(Dataset entries on figures)
● ● ● ● ●

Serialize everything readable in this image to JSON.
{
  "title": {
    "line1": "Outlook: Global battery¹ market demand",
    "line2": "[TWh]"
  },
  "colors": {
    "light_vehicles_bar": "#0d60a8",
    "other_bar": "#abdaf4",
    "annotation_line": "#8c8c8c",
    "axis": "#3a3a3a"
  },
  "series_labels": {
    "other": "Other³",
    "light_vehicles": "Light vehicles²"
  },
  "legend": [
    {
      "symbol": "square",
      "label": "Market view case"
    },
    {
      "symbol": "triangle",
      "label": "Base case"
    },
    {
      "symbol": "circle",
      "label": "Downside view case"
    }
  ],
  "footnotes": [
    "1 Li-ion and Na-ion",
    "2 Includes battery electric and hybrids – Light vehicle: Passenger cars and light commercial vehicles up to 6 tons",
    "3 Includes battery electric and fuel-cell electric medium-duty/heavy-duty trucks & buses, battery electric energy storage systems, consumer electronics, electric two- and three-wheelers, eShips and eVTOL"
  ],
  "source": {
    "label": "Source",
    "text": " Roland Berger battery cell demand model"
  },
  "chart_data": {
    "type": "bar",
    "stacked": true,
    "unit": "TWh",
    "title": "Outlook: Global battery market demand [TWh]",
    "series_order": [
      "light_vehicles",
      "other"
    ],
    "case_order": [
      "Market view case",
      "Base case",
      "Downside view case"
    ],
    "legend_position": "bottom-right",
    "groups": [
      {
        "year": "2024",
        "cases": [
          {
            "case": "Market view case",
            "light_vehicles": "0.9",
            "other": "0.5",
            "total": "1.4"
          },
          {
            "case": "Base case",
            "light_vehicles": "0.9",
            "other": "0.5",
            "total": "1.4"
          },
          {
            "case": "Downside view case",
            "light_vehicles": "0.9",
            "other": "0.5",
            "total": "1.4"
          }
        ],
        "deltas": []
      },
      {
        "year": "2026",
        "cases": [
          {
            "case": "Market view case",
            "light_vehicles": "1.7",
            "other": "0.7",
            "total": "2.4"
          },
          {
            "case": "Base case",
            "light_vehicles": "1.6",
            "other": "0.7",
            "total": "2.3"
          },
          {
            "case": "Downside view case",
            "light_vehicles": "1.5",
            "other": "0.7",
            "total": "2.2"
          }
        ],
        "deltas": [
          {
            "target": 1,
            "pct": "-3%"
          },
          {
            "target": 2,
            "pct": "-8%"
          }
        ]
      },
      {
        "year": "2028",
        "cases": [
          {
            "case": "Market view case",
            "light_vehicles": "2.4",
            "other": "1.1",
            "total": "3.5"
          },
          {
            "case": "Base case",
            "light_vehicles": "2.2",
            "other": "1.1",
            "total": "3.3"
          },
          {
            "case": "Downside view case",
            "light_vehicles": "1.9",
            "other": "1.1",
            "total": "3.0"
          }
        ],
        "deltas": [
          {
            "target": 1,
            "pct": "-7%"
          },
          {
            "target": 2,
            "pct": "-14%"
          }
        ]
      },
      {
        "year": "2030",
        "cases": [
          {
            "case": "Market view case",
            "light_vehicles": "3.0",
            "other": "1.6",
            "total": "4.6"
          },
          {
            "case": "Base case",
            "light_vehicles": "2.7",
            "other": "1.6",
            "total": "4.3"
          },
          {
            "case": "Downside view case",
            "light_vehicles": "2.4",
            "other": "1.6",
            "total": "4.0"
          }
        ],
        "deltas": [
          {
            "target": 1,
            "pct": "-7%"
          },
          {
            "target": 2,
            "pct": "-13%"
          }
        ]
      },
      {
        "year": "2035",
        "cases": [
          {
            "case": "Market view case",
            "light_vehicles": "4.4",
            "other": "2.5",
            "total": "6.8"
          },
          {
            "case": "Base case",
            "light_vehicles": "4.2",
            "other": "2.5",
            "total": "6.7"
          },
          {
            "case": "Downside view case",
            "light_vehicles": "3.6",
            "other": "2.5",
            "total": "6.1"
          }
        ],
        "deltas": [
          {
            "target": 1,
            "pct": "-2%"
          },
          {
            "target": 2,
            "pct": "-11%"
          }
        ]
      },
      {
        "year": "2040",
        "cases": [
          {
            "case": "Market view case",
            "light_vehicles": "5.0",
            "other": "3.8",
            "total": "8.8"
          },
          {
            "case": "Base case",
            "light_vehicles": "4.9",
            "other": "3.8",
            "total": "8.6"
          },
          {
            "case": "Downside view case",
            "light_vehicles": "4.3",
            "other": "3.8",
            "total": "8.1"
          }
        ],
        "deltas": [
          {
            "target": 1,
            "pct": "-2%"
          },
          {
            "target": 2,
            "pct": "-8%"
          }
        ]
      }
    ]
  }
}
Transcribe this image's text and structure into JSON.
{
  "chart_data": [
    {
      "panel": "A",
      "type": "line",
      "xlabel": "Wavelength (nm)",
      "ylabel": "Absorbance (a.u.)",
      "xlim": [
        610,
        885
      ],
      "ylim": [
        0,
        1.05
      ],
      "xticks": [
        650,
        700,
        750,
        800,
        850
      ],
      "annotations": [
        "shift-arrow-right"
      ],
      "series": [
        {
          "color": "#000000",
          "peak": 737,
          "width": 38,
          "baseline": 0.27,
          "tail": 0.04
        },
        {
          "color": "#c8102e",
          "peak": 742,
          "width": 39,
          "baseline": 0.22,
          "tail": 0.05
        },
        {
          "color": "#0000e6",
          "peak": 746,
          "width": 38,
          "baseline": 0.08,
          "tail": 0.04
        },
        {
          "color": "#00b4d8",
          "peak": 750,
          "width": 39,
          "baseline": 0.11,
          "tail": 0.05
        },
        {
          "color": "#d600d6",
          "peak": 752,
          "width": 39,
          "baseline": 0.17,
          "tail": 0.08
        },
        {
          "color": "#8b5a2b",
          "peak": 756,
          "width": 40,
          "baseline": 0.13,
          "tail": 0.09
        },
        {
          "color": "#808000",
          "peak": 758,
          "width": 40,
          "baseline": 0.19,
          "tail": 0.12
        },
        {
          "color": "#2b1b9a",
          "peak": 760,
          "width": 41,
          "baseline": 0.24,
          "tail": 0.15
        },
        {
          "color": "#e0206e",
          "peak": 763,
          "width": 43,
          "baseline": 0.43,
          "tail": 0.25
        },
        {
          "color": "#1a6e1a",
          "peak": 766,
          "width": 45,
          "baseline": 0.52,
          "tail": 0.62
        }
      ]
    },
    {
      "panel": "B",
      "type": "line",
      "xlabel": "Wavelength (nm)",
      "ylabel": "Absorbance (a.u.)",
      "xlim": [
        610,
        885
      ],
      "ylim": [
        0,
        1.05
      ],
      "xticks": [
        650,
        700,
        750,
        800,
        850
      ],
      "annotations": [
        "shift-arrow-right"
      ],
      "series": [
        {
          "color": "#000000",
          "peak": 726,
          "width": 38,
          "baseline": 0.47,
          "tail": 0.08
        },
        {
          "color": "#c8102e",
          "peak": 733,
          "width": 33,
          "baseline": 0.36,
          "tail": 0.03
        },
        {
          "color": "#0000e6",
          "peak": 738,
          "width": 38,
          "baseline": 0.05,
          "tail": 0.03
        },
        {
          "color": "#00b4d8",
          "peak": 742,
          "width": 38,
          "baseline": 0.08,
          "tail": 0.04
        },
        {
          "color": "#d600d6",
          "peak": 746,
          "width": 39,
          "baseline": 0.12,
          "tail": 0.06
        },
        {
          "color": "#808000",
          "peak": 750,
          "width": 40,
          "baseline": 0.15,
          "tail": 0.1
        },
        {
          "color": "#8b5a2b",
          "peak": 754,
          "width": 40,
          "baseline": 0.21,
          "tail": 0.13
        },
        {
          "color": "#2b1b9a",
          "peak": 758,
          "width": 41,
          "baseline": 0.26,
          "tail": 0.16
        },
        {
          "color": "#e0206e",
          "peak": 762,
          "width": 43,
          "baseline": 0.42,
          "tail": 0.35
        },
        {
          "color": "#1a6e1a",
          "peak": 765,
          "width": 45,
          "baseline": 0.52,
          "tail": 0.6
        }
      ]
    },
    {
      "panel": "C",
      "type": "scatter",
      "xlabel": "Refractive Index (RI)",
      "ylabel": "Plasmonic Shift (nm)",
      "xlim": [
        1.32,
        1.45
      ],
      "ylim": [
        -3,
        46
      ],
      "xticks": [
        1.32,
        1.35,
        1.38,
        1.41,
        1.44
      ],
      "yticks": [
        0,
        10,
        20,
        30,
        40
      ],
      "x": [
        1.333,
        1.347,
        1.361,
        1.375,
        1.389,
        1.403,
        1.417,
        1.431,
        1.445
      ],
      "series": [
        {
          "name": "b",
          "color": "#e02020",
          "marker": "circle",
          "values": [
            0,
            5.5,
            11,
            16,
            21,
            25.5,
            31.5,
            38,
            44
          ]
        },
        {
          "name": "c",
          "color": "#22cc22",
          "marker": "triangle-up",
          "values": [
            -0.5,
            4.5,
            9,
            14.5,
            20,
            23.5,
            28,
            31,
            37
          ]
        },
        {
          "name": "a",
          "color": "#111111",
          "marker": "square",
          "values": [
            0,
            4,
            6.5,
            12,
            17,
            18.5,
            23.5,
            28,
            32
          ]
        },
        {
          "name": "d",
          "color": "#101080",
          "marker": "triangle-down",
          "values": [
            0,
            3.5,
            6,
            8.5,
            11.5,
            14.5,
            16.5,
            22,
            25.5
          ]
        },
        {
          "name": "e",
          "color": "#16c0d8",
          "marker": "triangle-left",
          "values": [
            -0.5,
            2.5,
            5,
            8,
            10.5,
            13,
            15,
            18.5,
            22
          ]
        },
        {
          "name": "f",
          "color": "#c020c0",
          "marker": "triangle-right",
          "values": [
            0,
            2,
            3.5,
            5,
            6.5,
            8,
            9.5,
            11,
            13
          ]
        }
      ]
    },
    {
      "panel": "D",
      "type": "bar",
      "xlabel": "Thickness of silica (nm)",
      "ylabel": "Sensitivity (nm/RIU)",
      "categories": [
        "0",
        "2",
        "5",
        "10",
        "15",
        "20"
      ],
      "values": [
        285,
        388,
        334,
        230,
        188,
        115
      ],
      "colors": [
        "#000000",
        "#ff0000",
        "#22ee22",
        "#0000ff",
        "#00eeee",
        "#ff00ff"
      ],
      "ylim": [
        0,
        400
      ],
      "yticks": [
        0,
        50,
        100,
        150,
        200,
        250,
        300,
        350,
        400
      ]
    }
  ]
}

● ● ● ● ●

* _THE REQUEST_: Check each line of the listing above for the string "electric", then report only how many lines have it.

* _REPLY_: 2